** Goal **
Locate all lines with the word "JSON". Copy them.

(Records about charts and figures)

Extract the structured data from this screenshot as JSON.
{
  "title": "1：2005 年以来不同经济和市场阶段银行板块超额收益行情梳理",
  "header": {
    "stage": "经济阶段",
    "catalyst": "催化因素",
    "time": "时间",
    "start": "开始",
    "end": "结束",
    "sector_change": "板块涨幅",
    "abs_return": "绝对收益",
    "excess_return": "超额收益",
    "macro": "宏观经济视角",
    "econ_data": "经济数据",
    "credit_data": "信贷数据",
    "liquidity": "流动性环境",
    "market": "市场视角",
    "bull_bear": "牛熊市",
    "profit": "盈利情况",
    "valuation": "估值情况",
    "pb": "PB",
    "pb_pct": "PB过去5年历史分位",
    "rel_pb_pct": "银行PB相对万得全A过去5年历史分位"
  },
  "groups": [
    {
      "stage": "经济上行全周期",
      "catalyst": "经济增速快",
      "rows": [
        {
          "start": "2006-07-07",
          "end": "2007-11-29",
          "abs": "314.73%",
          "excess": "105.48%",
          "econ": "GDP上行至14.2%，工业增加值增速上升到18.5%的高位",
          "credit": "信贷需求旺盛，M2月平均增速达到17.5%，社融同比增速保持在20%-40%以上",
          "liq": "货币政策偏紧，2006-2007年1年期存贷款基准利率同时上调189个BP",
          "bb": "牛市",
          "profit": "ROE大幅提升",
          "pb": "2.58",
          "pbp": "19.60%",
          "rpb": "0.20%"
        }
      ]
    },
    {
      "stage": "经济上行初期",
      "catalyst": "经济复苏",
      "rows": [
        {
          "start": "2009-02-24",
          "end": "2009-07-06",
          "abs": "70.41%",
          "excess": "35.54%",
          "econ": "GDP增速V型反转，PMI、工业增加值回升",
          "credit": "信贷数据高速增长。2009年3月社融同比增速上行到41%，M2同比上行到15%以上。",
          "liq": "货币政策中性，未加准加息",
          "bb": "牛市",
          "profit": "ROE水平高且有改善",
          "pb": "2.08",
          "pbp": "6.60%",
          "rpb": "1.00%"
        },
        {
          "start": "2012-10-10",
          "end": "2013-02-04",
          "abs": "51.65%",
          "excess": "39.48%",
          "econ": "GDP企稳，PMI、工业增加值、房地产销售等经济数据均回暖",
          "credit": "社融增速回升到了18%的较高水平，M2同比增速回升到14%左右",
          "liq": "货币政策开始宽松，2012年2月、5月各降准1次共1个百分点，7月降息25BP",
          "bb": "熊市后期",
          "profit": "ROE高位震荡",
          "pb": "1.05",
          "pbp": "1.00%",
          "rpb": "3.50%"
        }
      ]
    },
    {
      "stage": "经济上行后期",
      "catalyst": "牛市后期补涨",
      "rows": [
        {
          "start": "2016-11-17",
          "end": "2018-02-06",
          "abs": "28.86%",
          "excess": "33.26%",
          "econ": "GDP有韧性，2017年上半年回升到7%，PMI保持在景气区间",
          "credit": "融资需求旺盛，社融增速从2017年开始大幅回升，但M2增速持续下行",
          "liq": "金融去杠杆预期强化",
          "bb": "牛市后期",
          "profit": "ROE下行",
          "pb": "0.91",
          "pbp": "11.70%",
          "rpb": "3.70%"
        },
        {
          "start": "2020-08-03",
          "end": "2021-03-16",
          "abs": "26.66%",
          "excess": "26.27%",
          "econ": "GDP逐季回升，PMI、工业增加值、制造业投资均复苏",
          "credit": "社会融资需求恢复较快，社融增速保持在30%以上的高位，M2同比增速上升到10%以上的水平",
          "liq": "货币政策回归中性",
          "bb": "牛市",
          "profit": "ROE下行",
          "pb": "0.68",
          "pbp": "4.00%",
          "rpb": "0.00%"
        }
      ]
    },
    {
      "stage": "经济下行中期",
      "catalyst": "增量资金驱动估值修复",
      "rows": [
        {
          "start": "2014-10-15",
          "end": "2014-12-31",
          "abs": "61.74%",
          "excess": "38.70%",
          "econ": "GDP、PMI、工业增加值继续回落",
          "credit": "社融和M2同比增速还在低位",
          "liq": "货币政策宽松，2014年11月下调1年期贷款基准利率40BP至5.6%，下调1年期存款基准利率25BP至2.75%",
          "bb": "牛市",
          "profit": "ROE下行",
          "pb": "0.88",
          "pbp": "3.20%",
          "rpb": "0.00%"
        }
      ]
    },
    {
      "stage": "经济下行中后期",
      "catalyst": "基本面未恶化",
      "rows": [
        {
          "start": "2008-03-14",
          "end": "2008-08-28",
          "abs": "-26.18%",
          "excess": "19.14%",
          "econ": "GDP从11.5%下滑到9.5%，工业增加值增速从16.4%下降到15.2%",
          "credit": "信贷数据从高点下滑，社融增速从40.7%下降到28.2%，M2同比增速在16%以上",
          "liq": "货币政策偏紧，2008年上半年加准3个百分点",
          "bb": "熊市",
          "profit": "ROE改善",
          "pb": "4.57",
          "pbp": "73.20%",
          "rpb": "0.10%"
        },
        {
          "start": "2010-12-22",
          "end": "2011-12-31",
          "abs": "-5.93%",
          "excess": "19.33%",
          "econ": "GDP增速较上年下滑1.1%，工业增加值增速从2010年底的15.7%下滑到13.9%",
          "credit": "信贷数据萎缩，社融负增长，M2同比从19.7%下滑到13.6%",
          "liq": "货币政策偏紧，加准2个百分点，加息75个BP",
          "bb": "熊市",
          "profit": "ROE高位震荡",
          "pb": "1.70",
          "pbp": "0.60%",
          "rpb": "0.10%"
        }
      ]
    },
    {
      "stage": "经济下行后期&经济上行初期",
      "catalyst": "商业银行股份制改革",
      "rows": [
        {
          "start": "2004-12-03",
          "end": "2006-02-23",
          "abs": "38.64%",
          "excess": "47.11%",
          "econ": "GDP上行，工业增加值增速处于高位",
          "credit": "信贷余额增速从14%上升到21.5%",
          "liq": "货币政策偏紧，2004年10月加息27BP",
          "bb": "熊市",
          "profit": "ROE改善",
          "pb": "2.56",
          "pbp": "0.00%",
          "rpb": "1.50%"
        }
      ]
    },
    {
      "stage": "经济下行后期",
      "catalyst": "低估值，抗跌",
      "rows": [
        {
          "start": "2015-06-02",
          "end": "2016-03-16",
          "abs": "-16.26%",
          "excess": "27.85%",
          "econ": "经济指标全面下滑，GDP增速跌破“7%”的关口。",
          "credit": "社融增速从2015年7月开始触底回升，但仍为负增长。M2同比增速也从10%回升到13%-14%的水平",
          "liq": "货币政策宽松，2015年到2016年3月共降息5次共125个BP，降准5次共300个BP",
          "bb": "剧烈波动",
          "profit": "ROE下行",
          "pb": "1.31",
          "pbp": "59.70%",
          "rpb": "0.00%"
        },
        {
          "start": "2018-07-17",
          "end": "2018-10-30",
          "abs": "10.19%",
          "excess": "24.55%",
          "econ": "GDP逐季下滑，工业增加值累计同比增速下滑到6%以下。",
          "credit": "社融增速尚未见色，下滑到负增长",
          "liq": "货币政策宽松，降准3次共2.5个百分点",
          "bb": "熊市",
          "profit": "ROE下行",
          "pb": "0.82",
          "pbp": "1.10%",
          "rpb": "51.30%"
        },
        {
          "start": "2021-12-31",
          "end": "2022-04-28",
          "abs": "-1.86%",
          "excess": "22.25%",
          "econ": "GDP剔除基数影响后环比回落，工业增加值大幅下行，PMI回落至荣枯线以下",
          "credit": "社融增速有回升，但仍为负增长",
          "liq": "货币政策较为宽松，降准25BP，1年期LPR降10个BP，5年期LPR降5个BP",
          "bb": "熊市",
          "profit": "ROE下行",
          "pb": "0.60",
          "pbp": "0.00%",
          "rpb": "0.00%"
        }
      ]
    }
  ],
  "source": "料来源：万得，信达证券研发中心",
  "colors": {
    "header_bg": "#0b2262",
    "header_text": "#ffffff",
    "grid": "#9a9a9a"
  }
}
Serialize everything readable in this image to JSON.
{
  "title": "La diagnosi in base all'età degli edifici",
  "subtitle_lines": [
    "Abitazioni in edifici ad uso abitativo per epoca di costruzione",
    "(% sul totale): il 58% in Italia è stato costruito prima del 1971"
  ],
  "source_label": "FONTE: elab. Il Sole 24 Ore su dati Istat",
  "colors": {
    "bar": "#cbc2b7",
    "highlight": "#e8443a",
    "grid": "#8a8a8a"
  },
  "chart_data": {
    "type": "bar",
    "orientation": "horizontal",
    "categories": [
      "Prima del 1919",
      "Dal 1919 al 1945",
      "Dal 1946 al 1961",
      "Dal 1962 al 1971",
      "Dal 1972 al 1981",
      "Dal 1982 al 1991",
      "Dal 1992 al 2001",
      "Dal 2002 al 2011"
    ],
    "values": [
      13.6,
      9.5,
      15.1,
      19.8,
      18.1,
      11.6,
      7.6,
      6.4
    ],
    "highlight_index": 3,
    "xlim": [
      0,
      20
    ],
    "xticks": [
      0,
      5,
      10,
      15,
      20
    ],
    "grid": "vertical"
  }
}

** Written solution **
Extract the structured data from this screenshot as JSON.
Serialize everything readable in this image to JSON.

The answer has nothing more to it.